To be done.
For the records below, say how many lines contain the string "label". Give the number only.

Stored entries:
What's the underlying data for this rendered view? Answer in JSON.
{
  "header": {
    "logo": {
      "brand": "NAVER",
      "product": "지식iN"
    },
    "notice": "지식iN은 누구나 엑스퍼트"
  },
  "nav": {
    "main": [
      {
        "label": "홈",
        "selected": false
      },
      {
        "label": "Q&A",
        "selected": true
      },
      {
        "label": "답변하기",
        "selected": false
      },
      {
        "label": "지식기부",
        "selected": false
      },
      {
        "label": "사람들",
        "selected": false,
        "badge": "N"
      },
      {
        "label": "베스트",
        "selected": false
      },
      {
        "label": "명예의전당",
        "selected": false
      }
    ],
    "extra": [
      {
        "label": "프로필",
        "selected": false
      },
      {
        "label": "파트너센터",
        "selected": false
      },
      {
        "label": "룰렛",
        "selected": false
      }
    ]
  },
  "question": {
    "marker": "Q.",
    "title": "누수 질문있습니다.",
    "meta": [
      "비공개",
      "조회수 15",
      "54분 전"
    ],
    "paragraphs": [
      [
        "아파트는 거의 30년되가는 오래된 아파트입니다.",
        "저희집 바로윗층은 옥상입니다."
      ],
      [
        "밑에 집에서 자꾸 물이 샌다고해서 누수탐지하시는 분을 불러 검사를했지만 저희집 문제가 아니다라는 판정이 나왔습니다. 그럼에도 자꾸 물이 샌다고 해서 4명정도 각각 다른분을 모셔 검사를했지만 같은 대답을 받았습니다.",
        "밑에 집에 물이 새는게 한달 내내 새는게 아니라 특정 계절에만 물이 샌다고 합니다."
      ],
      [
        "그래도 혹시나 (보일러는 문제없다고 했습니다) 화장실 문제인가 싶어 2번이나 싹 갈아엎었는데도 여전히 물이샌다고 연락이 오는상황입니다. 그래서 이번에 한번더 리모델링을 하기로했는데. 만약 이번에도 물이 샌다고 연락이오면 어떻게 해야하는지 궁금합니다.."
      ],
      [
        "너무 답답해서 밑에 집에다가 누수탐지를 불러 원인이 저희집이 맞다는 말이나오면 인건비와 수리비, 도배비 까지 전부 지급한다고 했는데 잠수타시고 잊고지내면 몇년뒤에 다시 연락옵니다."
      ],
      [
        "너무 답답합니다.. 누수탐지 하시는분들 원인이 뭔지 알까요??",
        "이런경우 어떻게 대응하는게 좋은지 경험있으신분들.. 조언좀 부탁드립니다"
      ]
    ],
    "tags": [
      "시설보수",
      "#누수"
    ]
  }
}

Problem solution.
10